## Start MATERIAL PROVIDED

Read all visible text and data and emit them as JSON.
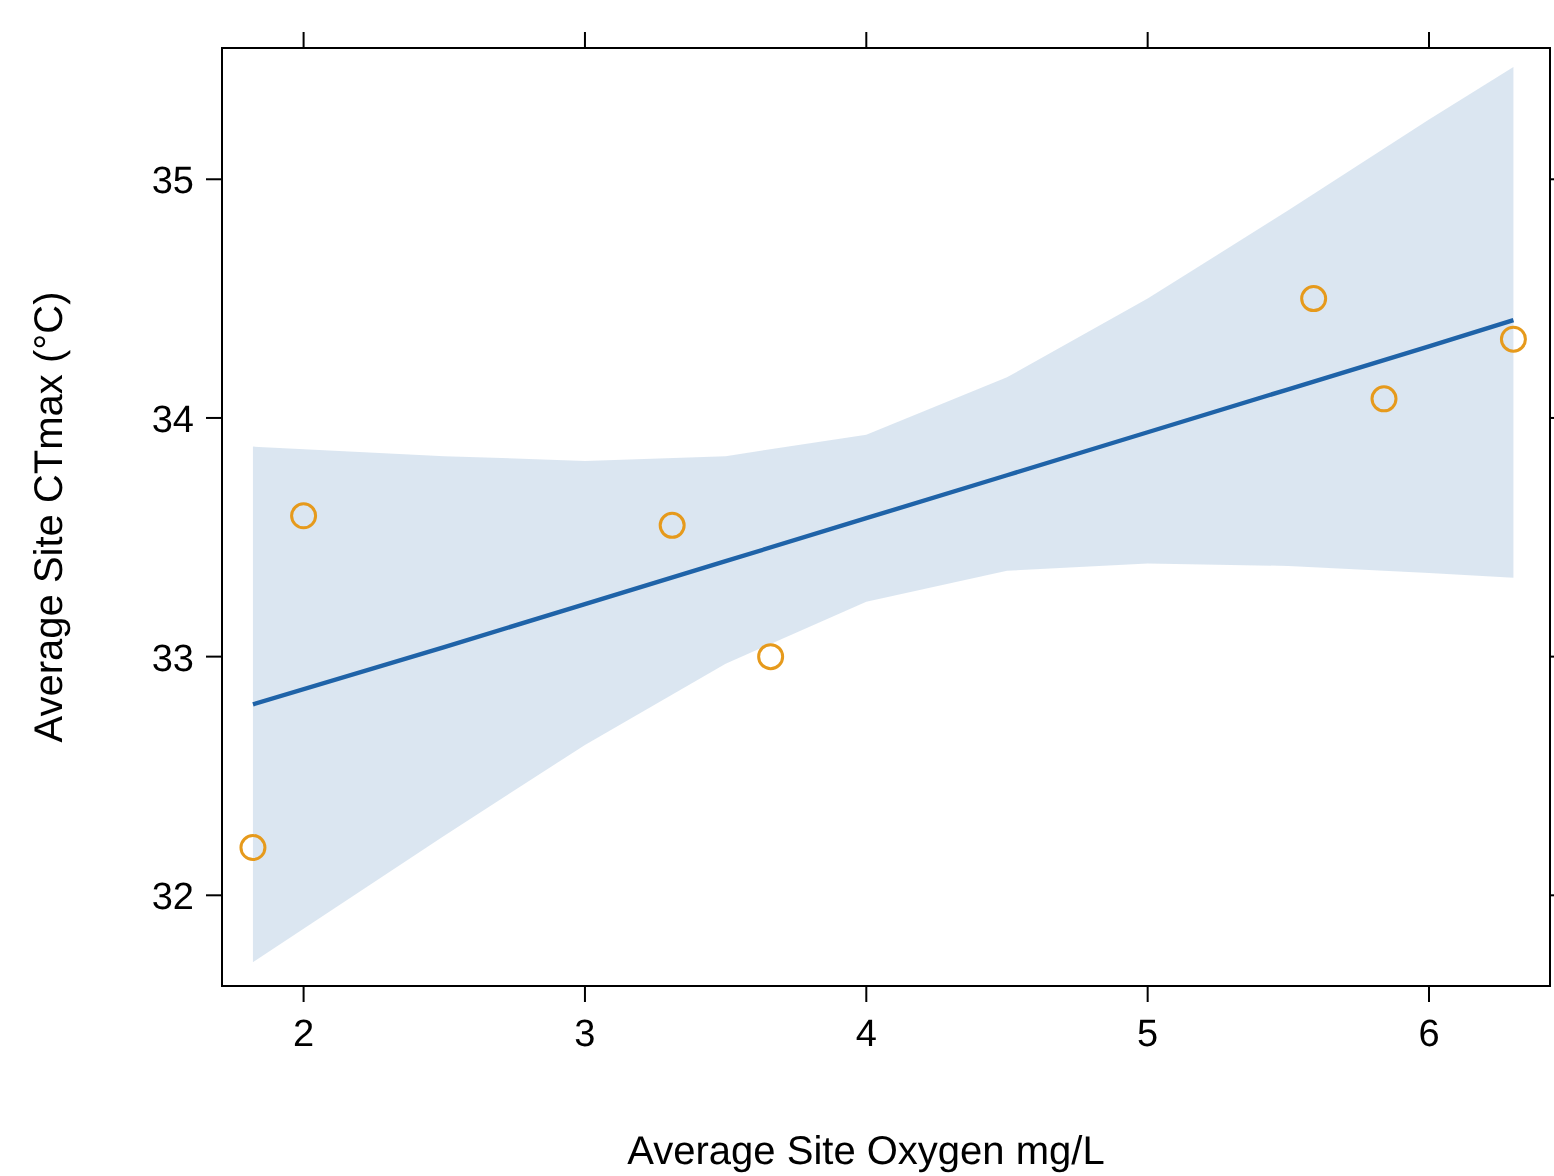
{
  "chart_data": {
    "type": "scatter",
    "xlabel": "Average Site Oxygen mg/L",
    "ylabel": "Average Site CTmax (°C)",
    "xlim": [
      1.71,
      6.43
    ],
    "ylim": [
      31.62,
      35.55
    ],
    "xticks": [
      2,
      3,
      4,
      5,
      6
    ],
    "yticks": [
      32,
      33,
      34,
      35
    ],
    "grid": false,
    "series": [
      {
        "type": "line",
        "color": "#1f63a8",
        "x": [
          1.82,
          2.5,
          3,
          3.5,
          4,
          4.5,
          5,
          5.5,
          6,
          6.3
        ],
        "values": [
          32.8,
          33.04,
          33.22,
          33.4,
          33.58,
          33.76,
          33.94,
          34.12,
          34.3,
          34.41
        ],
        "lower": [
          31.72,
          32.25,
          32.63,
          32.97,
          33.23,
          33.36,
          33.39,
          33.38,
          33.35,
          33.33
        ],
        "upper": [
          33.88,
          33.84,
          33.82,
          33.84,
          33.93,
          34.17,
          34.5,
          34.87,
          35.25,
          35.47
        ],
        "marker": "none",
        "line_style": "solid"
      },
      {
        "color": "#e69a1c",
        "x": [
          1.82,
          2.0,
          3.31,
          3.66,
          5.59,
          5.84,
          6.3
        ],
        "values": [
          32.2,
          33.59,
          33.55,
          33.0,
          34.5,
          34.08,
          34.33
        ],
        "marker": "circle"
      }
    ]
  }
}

## End MATERIAL PROVIDED
## Start MATERIAL PROVIDED

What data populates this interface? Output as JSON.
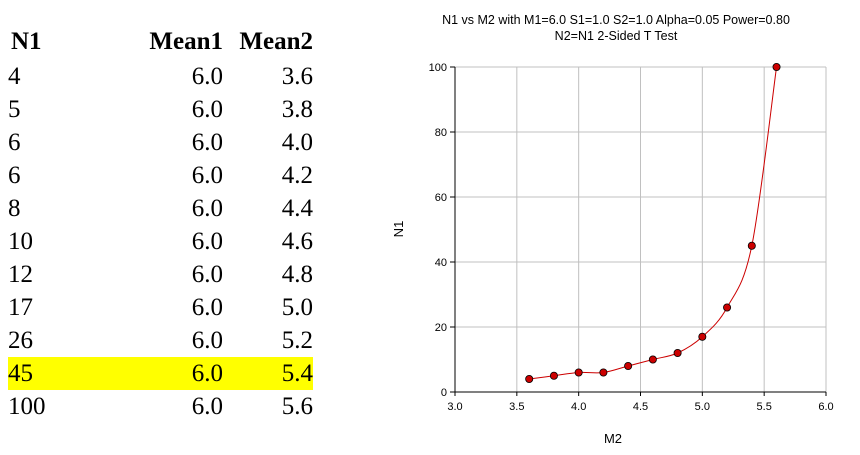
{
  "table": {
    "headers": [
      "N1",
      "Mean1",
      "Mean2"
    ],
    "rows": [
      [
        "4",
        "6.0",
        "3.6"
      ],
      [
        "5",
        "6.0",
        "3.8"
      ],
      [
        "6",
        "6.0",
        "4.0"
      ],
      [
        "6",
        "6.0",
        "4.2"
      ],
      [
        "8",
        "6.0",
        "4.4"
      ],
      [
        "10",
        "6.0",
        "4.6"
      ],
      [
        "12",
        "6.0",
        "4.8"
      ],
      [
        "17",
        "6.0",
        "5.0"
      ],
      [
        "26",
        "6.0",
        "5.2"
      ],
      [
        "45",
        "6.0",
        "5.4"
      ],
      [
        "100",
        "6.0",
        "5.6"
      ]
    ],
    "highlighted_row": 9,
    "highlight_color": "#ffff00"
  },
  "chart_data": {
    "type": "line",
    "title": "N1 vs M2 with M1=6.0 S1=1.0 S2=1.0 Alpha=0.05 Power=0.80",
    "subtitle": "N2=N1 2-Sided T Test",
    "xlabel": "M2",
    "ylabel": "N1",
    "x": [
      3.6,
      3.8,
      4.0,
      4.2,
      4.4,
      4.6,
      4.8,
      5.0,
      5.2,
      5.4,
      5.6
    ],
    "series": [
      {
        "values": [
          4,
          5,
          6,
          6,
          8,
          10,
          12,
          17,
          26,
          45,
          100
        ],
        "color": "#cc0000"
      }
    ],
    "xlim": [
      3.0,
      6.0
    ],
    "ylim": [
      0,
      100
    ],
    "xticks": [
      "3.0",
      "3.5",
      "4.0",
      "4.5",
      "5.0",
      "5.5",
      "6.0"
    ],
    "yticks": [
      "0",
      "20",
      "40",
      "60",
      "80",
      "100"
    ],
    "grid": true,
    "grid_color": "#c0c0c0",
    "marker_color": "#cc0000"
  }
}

## End MATERIAL PROVIDED

• [DESCRIPTION OF THE TASK]: Look over the material above and show each line where "JSON" appears.

• [EXERCISE ANSWER]:
Read all visible text and data and emit them as JSON.
What data populates this interface? Output as JSON.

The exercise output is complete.